Records shown:

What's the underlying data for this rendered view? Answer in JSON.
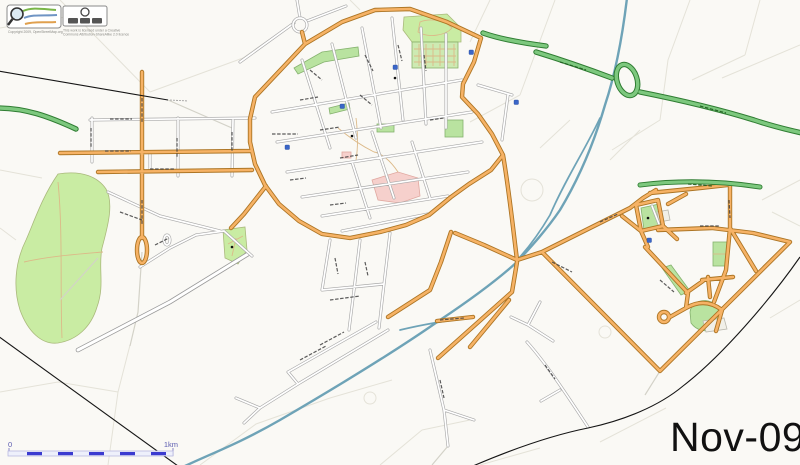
{
  "map_export": {
    "date_label": "Nov-09",
    "scale_bar": {
      "start_label": "0",
      "end_label": "1km"
    },
    "attribution": {
      "osm_caption": "Copyright 2009, OpenStreetMap.org",
      "cc_caption_line1": "This work is licensed under a Creative",
      "cc_caption_line2": "Commons Attribution-ShareAlike 2.0 licence"
    }
  },
  "colors": {
    "background": "#faf9f5",
    "road-orange-fill": "#f6b265",
    "road-orange-casing": "#ad7524",
    "road-white-fill": "#ffffff",
    "road-white-casing": "#a8a8a8",
    "trunk-fill": "#7dc87e",
    "trunk-casing": "#2f7d32",
    "water": "#6ea3b7",
    "park": "#c9eca3",
    "cemetery": "#cdeab2",
    "hospital": "#f6d0cc",
    "railway": "#151515",
    "scalebar-blue": "#3b3bd0",
    "label-dark": "#3f3f3f"
  }
}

Instructions for the task:
Leaving out the pictures, repeat the data above exactly.

Exercise response:
What's the underlying data for this rendered view? Answer in JSON.
{
  "map_export": {
    "date_label": "Nov-09",
    "scale_bar": {
      "start_label": "0",
      "end_label": "1km"
    },
    "attribution": {
      "osm_caption": "Copyright 2009, OpenStreetMap.org",
      "cc_caption_line1": "This work is licensed under a Creative",
      "cc_caption_line2": "Commons Attribution-ShareAlike 2.0 licence"
    }
  },
  "colors": {
    "background": "#faf9f5",
    "road-orange-fill": "#f6b265",
    "road-orange-casing": "#ad7524",
    "road-white-fill": "#ffffff",
    "road-white-casing": "#a8a8a8",
    "trunk-fill": "#7dc87e",
    "trunk-casing": "#2f7d32",
    "water": "#6ea3b7",
    "park": "#c9eca3",
    "cemetery": "#cdeab2",
    "hospital": "#f6d0cc",
    "railway": "#151515",
    "scalebar-blue": "#3b3bd0",
    "label-dark": "#3f3f3f"
  }
}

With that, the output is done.